### Aim of the task
Quote the listing below in its entirety.
* Begin Source data *
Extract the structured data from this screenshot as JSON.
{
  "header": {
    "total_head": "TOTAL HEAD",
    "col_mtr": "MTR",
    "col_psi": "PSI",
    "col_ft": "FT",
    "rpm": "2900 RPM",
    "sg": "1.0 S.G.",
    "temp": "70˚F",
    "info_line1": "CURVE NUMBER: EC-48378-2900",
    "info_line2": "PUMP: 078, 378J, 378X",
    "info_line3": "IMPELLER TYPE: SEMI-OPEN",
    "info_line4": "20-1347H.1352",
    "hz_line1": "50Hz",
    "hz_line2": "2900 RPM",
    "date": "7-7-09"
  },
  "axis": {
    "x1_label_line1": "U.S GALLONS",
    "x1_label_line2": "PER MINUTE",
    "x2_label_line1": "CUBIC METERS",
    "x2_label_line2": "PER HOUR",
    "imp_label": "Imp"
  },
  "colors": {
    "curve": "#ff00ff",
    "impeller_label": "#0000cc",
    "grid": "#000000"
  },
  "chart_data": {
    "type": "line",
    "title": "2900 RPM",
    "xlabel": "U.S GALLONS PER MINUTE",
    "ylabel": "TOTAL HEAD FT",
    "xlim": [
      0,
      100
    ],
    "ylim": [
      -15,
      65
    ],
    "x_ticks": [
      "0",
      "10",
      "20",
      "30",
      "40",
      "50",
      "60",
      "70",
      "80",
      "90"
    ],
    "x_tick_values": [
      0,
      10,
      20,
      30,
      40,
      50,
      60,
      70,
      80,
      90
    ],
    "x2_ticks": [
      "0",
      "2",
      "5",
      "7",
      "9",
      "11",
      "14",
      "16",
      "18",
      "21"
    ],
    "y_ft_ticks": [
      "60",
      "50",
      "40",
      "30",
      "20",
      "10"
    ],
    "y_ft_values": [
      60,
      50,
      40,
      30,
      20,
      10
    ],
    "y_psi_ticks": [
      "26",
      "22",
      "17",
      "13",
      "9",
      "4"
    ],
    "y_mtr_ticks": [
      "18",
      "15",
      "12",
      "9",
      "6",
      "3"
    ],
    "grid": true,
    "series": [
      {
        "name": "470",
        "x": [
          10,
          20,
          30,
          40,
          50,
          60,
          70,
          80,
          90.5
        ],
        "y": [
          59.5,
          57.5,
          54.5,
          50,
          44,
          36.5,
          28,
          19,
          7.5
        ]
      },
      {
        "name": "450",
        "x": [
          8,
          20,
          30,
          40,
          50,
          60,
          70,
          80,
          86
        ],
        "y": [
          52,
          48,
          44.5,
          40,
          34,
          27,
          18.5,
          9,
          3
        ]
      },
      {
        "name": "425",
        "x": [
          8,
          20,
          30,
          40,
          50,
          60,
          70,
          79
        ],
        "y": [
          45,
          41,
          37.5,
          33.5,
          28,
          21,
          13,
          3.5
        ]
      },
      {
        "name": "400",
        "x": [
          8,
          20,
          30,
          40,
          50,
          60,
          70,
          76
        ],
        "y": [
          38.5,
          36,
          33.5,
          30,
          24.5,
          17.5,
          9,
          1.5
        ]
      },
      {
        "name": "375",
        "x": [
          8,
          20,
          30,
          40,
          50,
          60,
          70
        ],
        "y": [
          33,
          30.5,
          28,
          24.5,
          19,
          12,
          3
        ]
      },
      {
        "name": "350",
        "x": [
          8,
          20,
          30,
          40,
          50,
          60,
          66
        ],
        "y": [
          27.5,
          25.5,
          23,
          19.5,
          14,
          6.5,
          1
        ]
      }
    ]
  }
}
* End Source data *
### Complete output
Extract the structured data from this screenshot as JSON.
{
  "header": {
    "total_head": "TOTAL HEAD",
    "col_mtr": "MTR",
    "col_psi": "PSI",
    "col_ft": "FT",
    "rpm": "2900 RPM",
    "sg": "1.0 S.G.",
    "temp": "70˚F",
    "info_line1": "CURVE NUMBER: EC-48378-2900",
    "info_line2": "PUMP: 078, 378J, 378X",
    "info_line3": "IMPELLER TYPE: SEMI-OPEN",
    "info_line4": "20-1347H.1352",
    "hz_line1": "50Hz",
    "hz_line2": "2900 RPM",
    "date": "7-7-09"
  },
  "axis": {
    "x1_label_line1": "U.S GALLONS",
    "x1_label_line2": "PER MINUTE",
    "x2_label_line1": "CUBIC METERS",
    "x2_label_line2": "PER HOUR",
    "imp_label": "Imp"
  },
  "colors": {
    "curve": "#ff00ff",
    "impeller_label": "#0000cc",
    "grid": "#000000"
  },
  "chart_data": {
    "type": "line",
    "title": "2900 RPM",
    "xlabel": "U.S GALLONS PER MINUTE",
    "ylabel": "TOTAL HEAD FT",
    "xlim": [
      0,
      100
    ],
    "ylim": [
      -15,
      65
    ],
    "x_ticks": [
      "0",
      "10",
      "20",
      "30",
      "40",
      "50",
      "60",
      "70",
      "80",
      "90"
    ],
    "x_tick_values": [
      0,
      10,
      20,
      30,
      40,
      50,
      60,
      70,
      80,
      90
    ],
    "x2_ticks": [
      "0",
      "2",
      "5",
      "7",
      "9",
      "11",
      "14",
      "16",
      "18",
      "21"
    ],
    "y_ft_ticks": [
      "60",
      "50",
      "40",
      "30",
      "20",
      "10"
    ],
    "y_ft_values": [
      60,
      50,
      40,
      30,
      20,
      10
    ],
    "y_psi_ticks": [
      "26",
      "22",
      "17",
      "13",
      "9",
      "4"
    ],
    "y_mtr_ticks": [
      "18",
      "15",
      "12",
      "9",
      "6",
      "3"
    ],
    "grid": true,
    "series": [
      {
        "name": "470",
        "x": [
          10,
          20,
          30,
          40,
          50,
          60,
          70,
          80,
          90.5
        ],
        "y": [
          59.5,
          57.5,
          54.5,
          50,
          44,
          36.5,
          28,
          19,
          7.5
        ]
      },
      {
        "name": "450",
        "x": [
          8,
          20,
          30,
          40,
          50,
          60,
          70,
          80,
          86
        ],
        "y": [
          52,
          48,
          44.5,
          40,
          34,
          27,
          18.5,
          9,
          3
        ]
      },
      {
        "name": "425",
        "x": [
          8,
          20,
          30,
          40,
          50,
          60,
          70,
          79
        ],
        "y": [
          45,
          41,
          37.5,
          33.5,
          28,
          21,
          13,
          3.5
        ]
      },
      {
        "name": "400",
        "x": [
          8,
          20,
          30,
          40,
          50,
          60,
          70,
          76
        ],
        "y": [
          38.5,
          36,
          33.5,
          30,
          24.5,
          17.5,
          9,
          1.5
        ]
      },
      {
        "name": "375",
        "x": [
          8,
          20,
          30,
          40,
          50,
          60,
          70
        ],
        "y": [
          33,
          30.5,
          28,
          24.5,
          19,
          12,
          3
        ]
      },
      {
        "name": "350",
        "x": [
          8,
          20,
          30,
          40,
          50,
          60,
          66
        ],
        "y": [
          27.5,
          25.5,
          23,
          19.5,
          14,
          6.5,
          1
        ]
      }
    ]
  }
}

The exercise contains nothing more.